[Stored records]
------

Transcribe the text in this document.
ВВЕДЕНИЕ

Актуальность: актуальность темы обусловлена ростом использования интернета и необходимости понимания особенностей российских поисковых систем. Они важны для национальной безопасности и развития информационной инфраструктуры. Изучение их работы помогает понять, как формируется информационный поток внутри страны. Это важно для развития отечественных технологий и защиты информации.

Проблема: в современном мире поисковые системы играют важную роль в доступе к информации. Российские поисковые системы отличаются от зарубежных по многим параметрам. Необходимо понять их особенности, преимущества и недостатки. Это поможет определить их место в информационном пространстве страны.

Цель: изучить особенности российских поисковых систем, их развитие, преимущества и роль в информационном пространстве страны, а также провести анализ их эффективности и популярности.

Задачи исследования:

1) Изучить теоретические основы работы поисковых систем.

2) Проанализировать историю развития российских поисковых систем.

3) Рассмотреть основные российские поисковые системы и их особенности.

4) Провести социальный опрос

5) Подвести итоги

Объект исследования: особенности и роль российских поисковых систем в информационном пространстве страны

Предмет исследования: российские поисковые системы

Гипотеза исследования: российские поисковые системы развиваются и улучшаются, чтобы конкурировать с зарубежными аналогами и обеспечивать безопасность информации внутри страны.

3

------

Write out every entry verbatim.

In response:
Transcribe the text in this document.
ВВЕДЕНИЕ

Актуальность: актуальность темы обусловлена ростом использования интернета и необходимости понимания особенностей российских поисковых систем. Они важны для национальной безопасности и развития информационной инфраструктуры. Изучение их работы помогает понять, как формируется информационный поток внутри страны. Это важно для развития отечественных технологий и защиты информации.

Проблема: в современном мире поисковые системы играют важную роль в доступе к информации. Российские поисковые системы отличаются от зарубежных по многим параметрам. Необходимо понять их особенности, преимущества и недостатки. Это поможет определить их место в информационном пространстве страны.

Цель: изучить особенности российских поисковых систем, их развитие, преимущества и роль в информационном пространстве страны, а также провести анализ их эффективности и популярности.

Задачи исследования:

1) Изучить теоретические основы работы поисковых систем.

2) Проанализировать историю развития российских поисковых систем.

3) Рассмотреть основные российские поисковые системы и их особенности.

4) Провести социальный опрос

5) Подвести итоги

Объект исследования: особенности и роль российских поисковых систем в информационном пространстве страны

Предмет исследования: российские поисковые системы

Гипотеза исследования: российские поисковые системы развиваются и улучшаются, чтобы конкурировать с зарубежными аналогами и обеспечивать безопасность информации внутри страны.

3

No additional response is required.